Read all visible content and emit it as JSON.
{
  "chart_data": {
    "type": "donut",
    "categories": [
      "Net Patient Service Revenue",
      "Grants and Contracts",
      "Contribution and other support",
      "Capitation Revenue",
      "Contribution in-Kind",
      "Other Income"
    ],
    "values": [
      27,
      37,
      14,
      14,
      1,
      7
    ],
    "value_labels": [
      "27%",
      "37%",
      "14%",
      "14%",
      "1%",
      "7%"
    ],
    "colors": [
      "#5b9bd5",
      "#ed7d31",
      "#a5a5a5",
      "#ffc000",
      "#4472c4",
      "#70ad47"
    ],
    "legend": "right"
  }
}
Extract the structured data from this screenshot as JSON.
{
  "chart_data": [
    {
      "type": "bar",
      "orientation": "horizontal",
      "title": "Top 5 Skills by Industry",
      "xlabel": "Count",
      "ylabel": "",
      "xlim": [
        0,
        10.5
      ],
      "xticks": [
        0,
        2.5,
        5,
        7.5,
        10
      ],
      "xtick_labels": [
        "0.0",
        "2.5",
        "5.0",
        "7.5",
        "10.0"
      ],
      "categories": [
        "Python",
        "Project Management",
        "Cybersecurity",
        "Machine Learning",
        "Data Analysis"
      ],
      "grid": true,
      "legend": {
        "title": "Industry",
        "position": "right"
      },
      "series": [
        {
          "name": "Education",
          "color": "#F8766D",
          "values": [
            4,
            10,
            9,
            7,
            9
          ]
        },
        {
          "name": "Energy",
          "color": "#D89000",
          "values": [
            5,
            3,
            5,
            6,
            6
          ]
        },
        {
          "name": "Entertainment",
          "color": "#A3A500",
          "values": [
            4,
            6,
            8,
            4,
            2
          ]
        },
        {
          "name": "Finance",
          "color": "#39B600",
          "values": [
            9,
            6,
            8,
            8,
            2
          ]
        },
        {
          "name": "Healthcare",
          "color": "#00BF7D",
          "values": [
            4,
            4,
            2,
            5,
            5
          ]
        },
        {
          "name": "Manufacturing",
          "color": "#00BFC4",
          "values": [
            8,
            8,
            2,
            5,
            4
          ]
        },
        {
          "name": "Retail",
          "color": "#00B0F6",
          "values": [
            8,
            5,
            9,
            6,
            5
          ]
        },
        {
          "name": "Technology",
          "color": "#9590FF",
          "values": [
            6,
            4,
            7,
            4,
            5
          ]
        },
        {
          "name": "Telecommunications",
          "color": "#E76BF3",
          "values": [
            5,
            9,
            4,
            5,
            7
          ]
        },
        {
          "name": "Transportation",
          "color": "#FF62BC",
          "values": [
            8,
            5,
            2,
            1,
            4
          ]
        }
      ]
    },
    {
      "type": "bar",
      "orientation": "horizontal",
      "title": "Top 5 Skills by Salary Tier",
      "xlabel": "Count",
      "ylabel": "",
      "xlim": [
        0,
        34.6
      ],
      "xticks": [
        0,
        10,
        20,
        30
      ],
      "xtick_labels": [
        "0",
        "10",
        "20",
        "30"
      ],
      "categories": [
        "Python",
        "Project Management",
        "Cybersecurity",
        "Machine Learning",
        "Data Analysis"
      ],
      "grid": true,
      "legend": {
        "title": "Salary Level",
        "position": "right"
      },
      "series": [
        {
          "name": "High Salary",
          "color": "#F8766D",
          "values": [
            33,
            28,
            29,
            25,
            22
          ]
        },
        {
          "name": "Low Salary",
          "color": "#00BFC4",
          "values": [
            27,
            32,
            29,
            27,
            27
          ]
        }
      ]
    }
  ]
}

★ ★ ★

**INSTRUCTIONS TO FOLLOW**:
Extract the full listing above without altering anything.

**RESULT OF THIS TASK**:
Read all visible content and emit it as JSON.
{
  "chart_data": {
    "type": "donut",
    "categories": [
      "Net Patient Service Revenue",
      "Grants and Contracts",
      "Contribution and other support",
      "Capitation Revenue",
      "Contribution in-Kind",
      "Other Income"
    ],
    "values": [
      27,
      37,
      14,
      14,
      1,
      7
    ],
    "value_labels": [
      "27%",
      "37%",
      "14%",
      "14%",
      "1%",
      "7%"
    ],
    "colors": [
      "#5b9bd5",
      "#ed7d31",
      "#a5a5a5",
      "#ffc000",
      "#4472c4",
      "#70ad47"
    ],
    "legend": "right"
  }
}
Extract the structured data from this screenshot as JSON.
{
  "chart_data": [
    {
      "type": "bar",
      "orientation": "horizontal",
      "title": "Top 5 Skills by Industry",
      "xlabel": "Count",
      "ylabel": "",
      "xlim": [
        0,
        10.5
      ],
      "xticks": [
        0,
        2.5,
        5,
        7.5,
        10
      ],
      "xtick_labels": [
        "0.0",
        "2.5",
        "5.0",
        "7.5",
        "10.0"
      ],
      "categories": [
        "Python",
        "Project Management",
        "Cybersecurity",
        "Machine Learning",
        "Data Analysis"
      ],
      "grid": true,
      "legend": {
        "title": "Industry",
        "position": "right"
      },
      "series": [
        {
          "name": "Education",
          "color": "#F8766D",
          "values": [
            4,
            10,
            9,
            7,
            9
          ]
        },
        {
          "name": "Energy",
          "color": "#D89000",
          "values": [
            5,
            3,
            5,
            6,
            6
          ]
        },
        {
          "name": "Entertainment",
          "color": "#A3A500",
          "values": [
            4,
            6,
            8,
            4,
            2
          ]
        },
        {
          "name": "Finance",
          "color": "#39B600",
          "values": [
            9,
            6,
            8,
            8,
            2
          ]
        },
        {
          "name": "Healthcare",
          "color": "#00BF7D",
          "values": [
            4,
            4,
            2,
            5,
            5
          ]
        },
        {
          "name": "Manufacturing",
          "color": "#00BFC4",
          "values": [
            8,
            8,
            2,
            5,
            4
          ]
        },
        {
          "name": "Retail",
          "color": "#00B0F6",
          "values": [
            8,
            5,
            9,
            6,
            5
          ]
        },
        {
          "name": "Technology",
          "color": "#9590FF",
          "values": [
            6,
            4,
            7,
            4,
            5
          ]
        },
        {
          "name": "Telecommunications",
          "color": "#E76BF3",
          "values": [
            5,
            9,
            4,
            5,
            7
          ]
        },
        {
          "name": "Transportation",
          "color": "#FF62BC",
          "values": [
            8,
            5,
            2,
            1,
            4
          ]
        }
      ]
    },
    {
      "type": "bar",
      "orientation": "horizontal",
      "title": "Top 5 Skills by Salary Tier",
      "xlabel": "Count",
      "ylabel": "",
      "xlim": [
        0,
        34.6
      ],
      "xticks": [
        0,
        10,
        20,
        30
      ],
      "xtick_labels": [
        "0",
        "10",
        "20",
        "30"
      ],
      "categories": [
        "Python",
        "Project Management",
        "Cybersecurity",
        "Machine Learning",
        "Data Analysis"
      ],
      "grid": true,
      "legend": {
        "title": "Salary Level",
        "position": "right"
      },
      "series": [
        {
          "name": "High Salary",
          "color": "#F8766D",
          "values": [
            33,
            28,
            29,
            25,
            22
          ]
        },
        {
          "name": "Low Salary",
          "color": "#00BFC4",
          "values": [
            27,
            32,
            29,
            27,
            27
          ]
        }
      ]
    }
  ]
}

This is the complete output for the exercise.